» Data excerpts:

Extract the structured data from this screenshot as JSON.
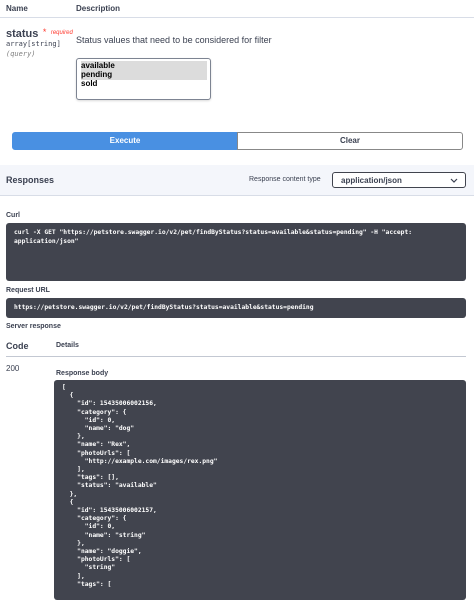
{
  "params_table": {
    "col_name": "Name",
    "col_description": "Description"
  },
  "parameter": {
    "name": "status",
    "required_marker": "*",
    "required_label": "required",
    "type": "array[string]",
    "location": "(query)",
    "description": "Status values that need to be considered for filter",
    "options": [
      "available",
      "pending",
      "sold"
    ],
    "selected": [
      "available",
      "pending"
    ]
  },
  "actions": {
    "execute_label": "Execute",
    "clear_label": "Clear"
  },
  "responses": {
    "title": "Responses",
    "content_type_label": "Response content type",
    "content_type_value": "application/json"
  },
  "curl": {
    "label": "Curl",
    "line1": "curl -X GET \"https://petstore.swagger.io/v2/pet/findByStatus?status=available&status=pending\" -H \"accept:",
    "line2": "application/json\""
  },
  "request_url": {
    "label": "Request URL",
    "value": "https://petstore.swagger.io/v2/pet/findByStatus?status=available&status=pending"
  },
  "server_response": {
    "label": "Server response",
    "col_code": "Code",
    "col_details": "Details",
    "code": "200",
    "body_label": "Response body",
    "body_lines": [
      "[",
      "  {",
      "    \"id\": 15435006002156,",
      "    \"category\": {",
      "      \"id\": 0,",
      "      \"name\": \"dog\"",
      "    },",
      "    \"name\": \"Rex\",",
      "    \"photoUrls\": [",
      "      \"http://example.com/images/rex.png\"",
      "    ],",
      "    \"tags\": [],",
      "    \"status\": \"available\"",
      "  },",
      "  {",
      "    \"id\": 15435006002157,",
      "    \"category\": {",
      "      \"id\": 0,",
      "      \"name\": \"string\"",
      "    },",
      "    \"name\": \"doggie\",",
      "    \"photoUrls\": [",
      "      \"string\"",
      "    ],",
      "    \"tags\": ["
    ]
  }
}
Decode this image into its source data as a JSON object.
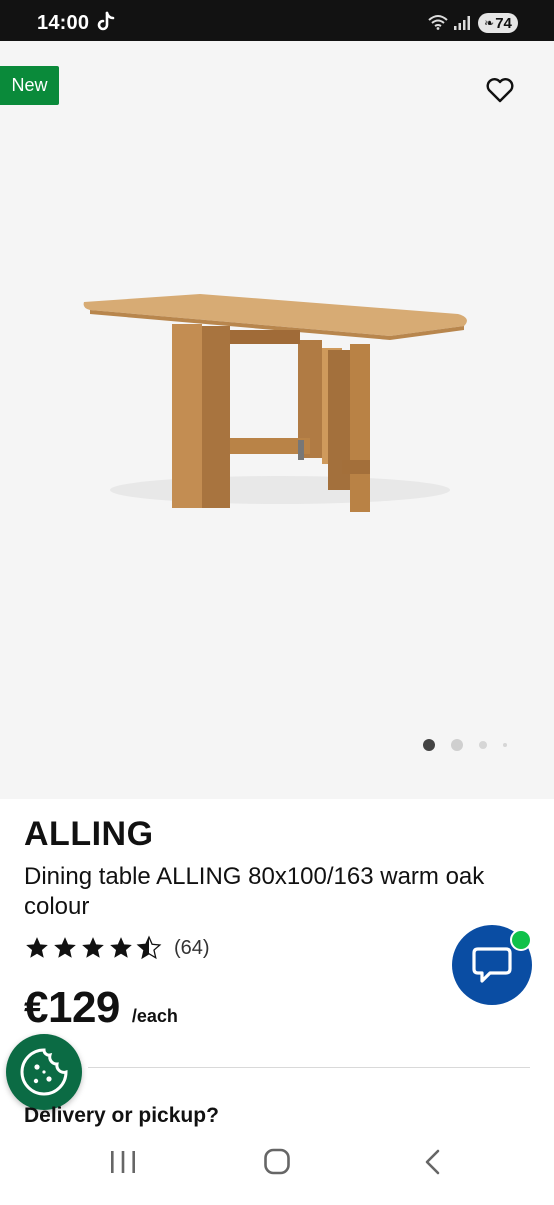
{
  "status_bar": {
    "time": "14:00",
    "battery": "74",
    "icons": [
      "tiktok-icon",
      "wifi-icon",
      "signal-icon",
      "battery-icon"
    ]
  },
  "gallery": {
    "badge": "New",
    "favorite_icon": "heart-outline-icon",
    "image_alt": "Dining table ALLING",
    "pagination": {
      "total": 4,
      "active": 1
    }
  },
  "product": {
    "name": "ALLING",
    "description": "Dining table ALLING 80x100/163 warm oak colour",
    "rating": {
      "value": 4.5,
      "max": 5,
      "count": "(64)"
    },
    "price": "€129",
    "unit": "/each"
  },
  "floating": {
    "chat_icon": "chat-bubble-icon",
    "cookie_icon": "cookie-icon"
  },
  "delivery": {
    "title": "Delivery or pickup?"
  },
  "navigation": {
    "buttons": [
      "recent-apps-icon",
      "home-icon",
      "back-icon"
    ]
  },
  "colors": {
    "badge_green": "#0a8a3a",
    "chat_blue": "#0a4da3",
    "online_green": "#10c14a",
    "cookie_green": "#0b6b44",
    "status_bar": "#121212"
  }
}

» What to produce: Starting with the line that holds "Decode this image", retype each line through the last one in the listing above, exactly as written. Do not copy any pictures.

» Output below:
Decode this image into its source data as a JSON object.
{
  "status_bar": {
    "time": "14:00",
    "battery": "74",
    "icons": [
      "tiktok-icon",
      "wifi-icon",
      "signal-icon",
      "battery-icon"
    ]
  },
  "gallery": {
    "badge": "New",
    "favorite_icon": "heart-outline-icon",
    "image_alt": "Dining table ALLING",
    "pagination": {
      "total": 4,
      "active": 1
    }
  },
  "product": {
    "name": "ALLING",
    "description": "Dining table ALLING 80x100/163 warm oak colour",
    "rating": {
      "value": 4.5,
      "max": 5,
      "count": "(64)"
    },
    "price": "€129",
    "unit": "/each"
  },
  "floating": {
    "chat_icon": "chat-bubble-icon",
    "cookie_icon": "cookie-icon"
  },
  "delivery": {
    "title": "Delivery or pickup?"
  },
  "navigation": {
    "buttons": [
      "recent-apps-icon",
      "home-icon",
      "back-icon"
    ]
  },
  "colors": {
    "badge_green": "#0a8a3a",
    "chat_blue": "#0a4da3",
    "online_green": "#10c14a",
    "cookie_green": "#0b6b44",
    "status_bar": "#121212"
  }
}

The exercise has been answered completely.